Reproduce every line in the listing that contains the word "weekday".

RECORDED DATA -
⟨

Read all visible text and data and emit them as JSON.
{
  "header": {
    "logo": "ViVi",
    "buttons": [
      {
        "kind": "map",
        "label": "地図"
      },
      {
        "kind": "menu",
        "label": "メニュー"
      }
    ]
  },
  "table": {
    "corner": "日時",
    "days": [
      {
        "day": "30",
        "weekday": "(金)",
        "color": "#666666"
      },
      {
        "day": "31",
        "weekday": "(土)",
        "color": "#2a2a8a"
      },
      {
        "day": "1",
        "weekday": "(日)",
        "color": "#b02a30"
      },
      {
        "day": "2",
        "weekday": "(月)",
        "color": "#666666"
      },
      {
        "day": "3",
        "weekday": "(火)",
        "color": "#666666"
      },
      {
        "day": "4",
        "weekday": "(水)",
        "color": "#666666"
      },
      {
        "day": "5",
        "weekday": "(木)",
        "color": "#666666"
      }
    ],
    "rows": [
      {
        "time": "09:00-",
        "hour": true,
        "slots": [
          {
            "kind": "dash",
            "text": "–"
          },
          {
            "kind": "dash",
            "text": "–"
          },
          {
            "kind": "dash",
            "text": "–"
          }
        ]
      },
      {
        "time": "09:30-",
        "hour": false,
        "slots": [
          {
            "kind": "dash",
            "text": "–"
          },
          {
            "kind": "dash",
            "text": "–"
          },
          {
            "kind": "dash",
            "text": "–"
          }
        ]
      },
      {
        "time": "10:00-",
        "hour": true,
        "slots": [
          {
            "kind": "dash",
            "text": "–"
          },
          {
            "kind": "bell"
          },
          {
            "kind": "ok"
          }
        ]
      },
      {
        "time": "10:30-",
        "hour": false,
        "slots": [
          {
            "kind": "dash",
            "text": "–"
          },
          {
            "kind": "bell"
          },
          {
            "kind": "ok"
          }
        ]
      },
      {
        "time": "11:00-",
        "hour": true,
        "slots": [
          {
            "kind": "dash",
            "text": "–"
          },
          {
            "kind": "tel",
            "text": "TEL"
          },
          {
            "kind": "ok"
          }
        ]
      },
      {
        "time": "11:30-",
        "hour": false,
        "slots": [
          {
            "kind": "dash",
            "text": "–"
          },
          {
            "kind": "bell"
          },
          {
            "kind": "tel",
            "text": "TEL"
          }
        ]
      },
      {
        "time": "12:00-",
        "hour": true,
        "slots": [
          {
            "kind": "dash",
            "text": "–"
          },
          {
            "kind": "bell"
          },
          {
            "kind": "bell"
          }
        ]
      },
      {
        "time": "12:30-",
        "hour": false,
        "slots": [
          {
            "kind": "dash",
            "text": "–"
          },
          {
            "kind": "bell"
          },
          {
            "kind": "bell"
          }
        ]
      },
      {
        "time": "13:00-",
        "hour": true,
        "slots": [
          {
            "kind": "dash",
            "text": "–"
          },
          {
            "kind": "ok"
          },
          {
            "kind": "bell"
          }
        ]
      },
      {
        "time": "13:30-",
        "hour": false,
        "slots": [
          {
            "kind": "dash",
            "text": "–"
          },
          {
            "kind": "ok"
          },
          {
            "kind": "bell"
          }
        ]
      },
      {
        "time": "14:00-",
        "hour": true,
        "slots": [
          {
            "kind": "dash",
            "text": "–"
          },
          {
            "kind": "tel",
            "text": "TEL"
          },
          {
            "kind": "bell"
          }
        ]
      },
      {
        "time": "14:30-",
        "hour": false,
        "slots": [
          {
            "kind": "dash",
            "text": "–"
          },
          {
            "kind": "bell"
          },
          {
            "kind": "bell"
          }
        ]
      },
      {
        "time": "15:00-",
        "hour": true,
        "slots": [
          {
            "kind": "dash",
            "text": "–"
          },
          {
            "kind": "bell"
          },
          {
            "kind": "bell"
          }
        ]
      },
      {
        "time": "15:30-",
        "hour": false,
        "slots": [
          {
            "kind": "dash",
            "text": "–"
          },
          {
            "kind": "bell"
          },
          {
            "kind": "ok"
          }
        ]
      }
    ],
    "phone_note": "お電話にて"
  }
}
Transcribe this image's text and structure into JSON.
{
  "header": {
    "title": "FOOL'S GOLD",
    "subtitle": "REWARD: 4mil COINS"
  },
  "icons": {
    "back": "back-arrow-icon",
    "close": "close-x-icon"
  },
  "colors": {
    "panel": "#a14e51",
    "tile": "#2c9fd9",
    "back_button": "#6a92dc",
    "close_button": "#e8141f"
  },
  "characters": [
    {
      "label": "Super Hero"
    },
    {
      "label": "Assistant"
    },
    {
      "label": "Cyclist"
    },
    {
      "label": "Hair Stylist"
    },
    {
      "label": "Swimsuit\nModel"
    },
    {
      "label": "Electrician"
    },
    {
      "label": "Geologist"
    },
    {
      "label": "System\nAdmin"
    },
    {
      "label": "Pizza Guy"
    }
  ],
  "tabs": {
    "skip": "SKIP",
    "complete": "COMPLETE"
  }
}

⟩

EXPECTED ANSWER -
        "weekday": "(金)",
        "weekday": "(土)",
        "weekday": "(日)",
        "weekday": "(月)",
        "weekday": "(火)",
        "weekday": "(水)",
        "weekday": "(木)",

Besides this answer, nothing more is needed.